Consigne:
Répondez aux questions suivantes d'après le texte à lire ci-dessous :
1. Quelle était la fréquence de parution du petit bloc-notes ?
2. Que signifie le sigle LHC ?
3. Qui mettait des locaux à la disposition du réseau de blogueurs ?

Texte à lire:


    Il me parlait, et analysait, contrairement à  beaucoup d’autres journalistes, du réel. Son petit bloc-notes hebdomadaire était ma gazette pour savoir ce qui se passait. J’ai par la suite, avec l’arrivée d’internet et des blogs, mis les mains dans le cambouis en écrivant sur un blog politique et en animant un réseau de blogueurs politiques (LHC, pour Liberté d’expression, Humanisme, et esprit Critique). Nous avions eu le grand plaisir de l’accueillir, un soir, lors de notre réunion mensuelle de blogueurs. Il était venu nous présenter, dans les locaux que Contribuables Associés mettaient gentiment à  notre disposition, son dernier ouvrage.

Données fournies:
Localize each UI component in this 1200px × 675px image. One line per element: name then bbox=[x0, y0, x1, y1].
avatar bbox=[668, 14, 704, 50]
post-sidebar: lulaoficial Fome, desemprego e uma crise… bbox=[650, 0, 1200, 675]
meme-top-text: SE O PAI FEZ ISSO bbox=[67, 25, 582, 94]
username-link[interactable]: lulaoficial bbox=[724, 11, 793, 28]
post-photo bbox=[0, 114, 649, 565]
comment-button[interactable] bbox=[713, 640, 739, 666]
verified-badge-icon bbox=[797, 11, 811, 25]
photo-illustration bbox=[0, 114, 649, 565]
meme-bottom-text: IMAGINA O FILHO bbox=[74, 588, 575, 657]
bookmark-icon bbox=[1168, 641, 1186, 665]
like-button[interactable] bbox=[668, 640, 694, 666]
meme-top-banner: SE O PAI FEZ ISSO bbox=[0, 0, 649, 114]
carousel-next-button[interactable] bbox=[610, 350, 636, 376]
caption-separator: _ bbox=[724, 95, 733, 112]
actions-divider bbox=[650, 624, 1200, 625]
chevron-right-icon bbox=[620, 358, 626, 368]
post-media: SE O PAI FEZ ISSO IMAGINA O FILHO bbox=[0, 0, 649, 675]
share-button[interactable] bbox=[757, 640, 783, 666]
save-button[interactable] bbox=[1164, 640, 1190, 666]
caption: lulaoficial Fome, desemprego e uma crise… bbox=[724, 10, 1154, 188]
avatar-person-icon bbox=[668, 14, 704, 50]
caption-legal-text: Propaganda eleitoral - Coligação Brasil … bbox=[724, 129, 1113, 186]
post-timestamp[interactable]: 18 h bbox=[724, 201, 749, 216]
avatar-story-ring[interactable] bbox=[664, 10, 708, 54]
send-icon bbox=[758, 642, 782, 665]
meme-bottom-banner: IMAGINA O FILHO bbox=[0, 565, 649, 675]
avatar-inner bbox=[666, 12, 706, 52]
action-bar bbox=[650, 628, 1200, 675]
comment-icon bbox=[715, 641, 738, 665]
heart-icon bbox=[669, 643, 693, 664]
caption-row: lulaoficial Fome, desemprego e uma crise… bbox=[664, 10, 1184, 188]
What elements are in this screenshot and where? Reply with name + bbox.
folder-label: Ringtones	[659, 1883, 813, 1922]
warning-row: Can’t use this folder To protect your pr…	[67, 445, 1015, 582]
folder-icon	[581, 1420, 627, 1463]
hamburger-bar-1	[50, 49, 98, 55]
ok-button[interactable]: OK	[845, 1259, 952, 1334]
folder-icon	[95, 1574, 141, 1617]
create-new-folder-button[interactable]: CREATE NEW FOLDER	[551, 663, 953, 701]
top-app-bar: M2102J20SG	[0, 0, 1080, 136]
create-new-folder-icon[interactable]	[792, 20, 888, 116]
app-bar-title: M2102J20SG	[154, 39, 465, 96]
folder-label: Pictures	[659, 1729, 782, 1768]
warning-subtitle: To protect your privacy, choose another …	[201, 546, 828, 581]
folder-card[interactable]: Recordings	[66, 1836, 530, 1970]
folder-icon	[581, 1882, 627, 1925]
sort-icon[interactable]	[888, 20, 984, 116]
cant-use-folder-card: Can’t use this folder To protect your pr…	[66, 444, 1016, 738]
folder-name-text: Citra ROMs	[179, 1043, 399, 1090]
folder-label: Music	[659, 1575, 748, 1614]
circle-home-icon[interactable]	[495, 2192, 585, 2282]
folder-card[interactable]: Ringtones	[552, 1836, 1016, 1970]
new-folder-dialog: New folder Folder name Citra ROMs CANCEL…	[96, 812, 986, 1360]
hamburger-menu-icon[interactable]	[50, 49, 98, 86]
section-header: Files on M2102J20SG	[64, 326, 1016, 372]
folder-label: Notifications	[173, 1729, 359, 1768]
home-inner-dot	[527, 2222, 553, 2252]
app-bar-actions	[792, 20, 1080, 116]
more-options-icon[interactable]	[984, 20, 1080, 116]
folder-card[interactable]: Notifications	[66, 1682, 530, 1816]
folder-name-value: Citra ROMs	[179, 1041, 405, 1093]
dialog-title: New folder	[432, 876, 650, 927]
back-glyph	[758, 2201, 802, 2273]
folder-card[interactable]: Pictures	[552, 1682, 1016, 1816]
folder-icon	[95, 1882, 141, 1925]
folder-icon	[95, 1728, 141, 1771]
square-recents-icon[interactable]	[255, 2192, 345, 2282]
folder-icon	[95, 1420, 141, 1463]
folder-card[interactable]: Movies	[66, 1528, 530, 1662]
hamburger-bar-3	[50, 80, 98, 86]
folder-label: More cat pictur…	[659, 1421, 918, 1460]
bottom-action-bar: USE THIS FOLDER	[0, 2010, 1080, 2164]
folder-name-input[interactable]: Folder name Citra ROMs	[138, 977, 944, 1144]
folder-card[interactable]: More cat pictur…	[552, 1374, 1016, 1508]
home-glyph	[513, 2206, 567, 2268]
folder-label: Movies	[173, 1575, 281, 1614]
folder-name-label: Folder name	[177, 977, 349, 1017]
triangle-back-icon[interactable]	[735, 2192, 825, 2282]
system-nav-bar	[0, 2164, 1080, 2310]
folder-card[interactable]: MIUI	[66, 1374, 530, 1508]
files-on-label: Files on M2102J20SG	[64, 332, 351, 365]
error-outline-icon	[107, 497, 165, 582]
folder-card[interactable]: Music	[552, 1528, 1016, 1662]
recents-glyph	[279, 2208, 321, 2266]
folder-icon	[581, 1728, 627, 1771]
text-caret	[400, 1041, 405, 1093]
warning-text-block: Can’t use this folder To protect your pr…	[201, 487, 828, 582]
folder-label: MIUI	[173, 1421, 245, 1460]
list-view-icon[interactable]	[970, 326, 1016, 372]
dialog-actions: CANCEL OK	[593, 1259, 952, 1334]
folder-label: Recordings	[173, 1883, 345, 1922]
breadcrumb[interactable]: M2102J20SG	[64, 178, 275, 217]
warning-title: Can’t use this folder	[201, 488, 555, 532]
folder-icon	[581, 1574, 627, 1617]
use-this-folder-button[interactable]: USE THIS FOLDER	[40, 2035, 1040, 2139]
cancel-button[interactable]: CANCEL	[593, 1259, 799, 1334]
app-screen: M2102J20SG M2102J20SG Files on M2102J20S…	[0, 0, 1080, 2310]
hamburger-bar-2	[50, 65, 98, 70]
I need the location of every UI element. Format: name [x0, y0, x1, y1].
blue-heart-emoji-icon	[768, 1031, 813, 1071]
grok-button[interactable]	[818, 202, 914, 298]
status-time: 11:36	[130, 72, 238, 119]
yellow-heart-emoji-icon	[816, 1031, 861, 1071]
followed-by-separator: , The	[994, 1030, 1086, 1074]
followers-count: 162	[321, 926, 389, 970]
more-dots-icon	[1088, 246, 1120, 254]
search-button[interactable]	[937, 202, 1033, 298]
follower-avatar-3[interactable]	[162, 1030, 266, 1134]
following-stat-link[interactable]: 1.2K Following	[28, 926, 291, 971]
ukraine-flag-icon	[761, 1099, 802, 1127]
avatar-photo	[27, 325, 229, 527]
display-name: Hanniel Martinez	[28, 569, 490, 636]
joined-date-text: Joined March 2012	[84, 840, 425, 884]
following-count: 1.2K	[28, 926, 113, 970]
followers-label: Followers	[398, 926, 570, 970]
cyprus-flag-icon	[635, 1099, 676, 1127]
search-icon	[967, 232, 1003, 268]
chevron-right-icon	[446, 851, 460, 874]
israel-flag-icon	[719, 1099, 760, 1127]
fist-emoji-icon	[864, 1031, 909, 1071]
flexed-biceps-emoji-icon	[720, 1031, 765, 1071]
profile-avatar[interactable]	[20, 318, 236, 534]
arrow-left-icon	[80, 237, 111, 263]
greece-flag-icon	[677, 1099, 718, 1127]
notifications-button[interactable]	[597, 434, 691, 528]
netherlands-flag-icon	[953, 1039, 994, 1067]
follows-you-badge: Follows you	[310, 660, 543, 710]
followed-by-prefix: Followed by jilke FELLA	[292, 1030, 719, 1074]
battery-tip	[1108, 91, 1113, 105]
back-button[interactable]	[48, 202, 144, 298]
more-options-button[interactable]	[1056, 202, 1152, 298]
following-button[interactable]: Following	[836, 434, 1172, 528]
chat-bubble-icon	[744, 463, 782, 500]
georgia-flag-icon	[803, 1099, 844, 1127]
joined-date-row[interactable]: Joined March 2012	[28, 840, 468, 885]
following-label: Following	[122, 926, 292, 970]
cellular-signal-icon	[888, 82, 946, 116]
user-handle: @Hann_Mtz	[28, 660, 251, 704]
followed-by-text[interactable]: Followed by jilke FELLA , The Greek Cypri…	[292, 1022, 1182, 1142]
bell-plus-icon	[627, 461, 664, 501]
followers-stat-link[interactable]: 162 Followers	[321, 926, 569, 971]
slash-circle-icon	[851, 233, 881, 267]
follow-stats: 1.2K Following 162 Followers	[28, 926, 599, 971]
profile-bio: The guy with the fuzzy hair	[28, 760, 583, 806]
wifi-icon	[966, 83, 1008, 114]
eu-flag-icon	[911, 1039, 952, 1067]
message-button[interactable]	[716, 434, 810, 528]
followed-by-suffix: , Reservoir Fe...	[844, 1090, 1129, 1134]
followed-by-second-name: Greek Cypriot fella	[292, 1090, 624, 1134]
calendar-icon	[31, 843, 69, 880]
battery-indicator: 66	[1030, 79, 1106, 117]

Réponse:
1. Il était hebdomadaire.
2. Liberté d'expression, Humanisme, et esprit Critique.
3. Contribuables Associés.